Set problem
Transcribe all the entries word for word, omitting any pictures they contain.

Given information
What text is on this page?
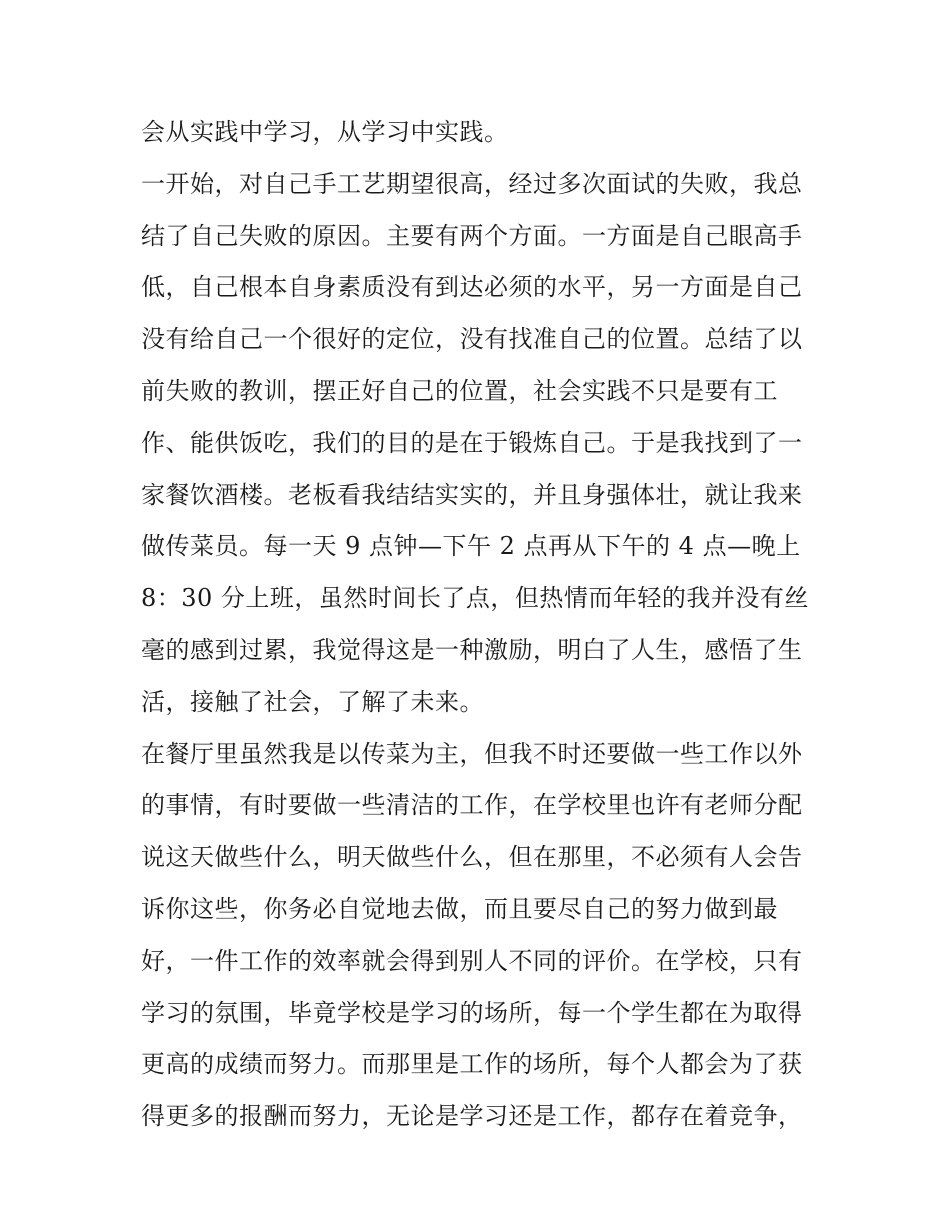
会从实践中学习，从学习中实践。
一开始，对自己手工艺期望很高，经过多次面试的失败，我总
结了自己失败的原因。主要有两个方面。一方面是自己眼高手
低，自己根本自身素质没有到达必须的水平，另一方面是自己
没有给自己一个很好的定位，没有找准自己的位置。总结了以
前失败的教训，摆正好自己的位置，社会实践不只是要有工
作、能供饭吃，我们的目的是在于锻炼自己。于是我找到了一
家餐饮酒楼。老板看我结结实实的，并且身强体壮，就让我来
做传菜员。每一天 9 点钟—下午 2 点再从下午的 4 点—晚上
8：30 分上班，虽然时间长了点，但热情而年轻的我并没有丝
毫的感到过累，我觉得这是一种激励，明白了人生，感悟了生
活，接触了社会，了解了未来。
在餐厅里虽然我是以传菜为主，但我不时还要做一些工作以外
的事情，有时要做一些清洁的工作，在学校里也许有老师分配
说这天做些什么，明天做些什么，但在那里，不必须有人会告
诉你这些，你务必自觉地去做，而且要尽自己的努力做到最
好，一件工作的效率就会得到别人不同的评价。在学校，只有
学习的氛围，毕竟学校是学习的场所，每一个学生都在为取得
更高的成绩而努力。而那里是工作的场所，每个人都会为了获
得更多的报酬而努力，无论是学习还是工作，都存在着竞争，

Response
What text is on this page?
会从实践中学习，从学习中实践。
一开始，对自己手工艺期望很高，经过多次面试的失败，我总
结了自己失败的原因。主要有两个方面。一方面是自己眼高手
低，自己根本自身素质没有到达必须的水平，另一方面是自己
没有给自己一个很好的定位，没有找准自己的位置。总结了以
前失败的教训，摆正好自己的位置，社会实践不只是要有工
作、能供饭吃，我们的目的是在于锻炼自己。于是我找到了一
家餐饮酒楼。老板看我结结实实的，并且身强体壮，就让我来
做传菜员。每一天 9 点钟—下午 2 点再从下午的 4 点—晚上
8：30 分上班，虽然时间长了点，但热情而年轻的我并没有丝
毫的感到过累，我觉得这是一种激励，明白了人生，感悟了生
活，接触了社会，了解了未来。
在餐厅里虽然我是以传菜为主，但我不时还要做一些工作以外
的事情，有时要做一些清洁的工作，在学校里也许有老师分配
说这天做些什么，明天做些什么，但在那里，不必须有人会告
诉你这些，你务必自觉地去做，而且要尽自己的努力做到最
好，一件工作的效率就会得到别人不同的评价。在学校，只有
学习的氛围，毕竟学校是学习的场所，每一个学生都在为取得
更高的成绩而努力。而那里是工作的场所，每个人都会为了获
得更多的报酬而努力，无论是学习还是工作，都存在着竞争，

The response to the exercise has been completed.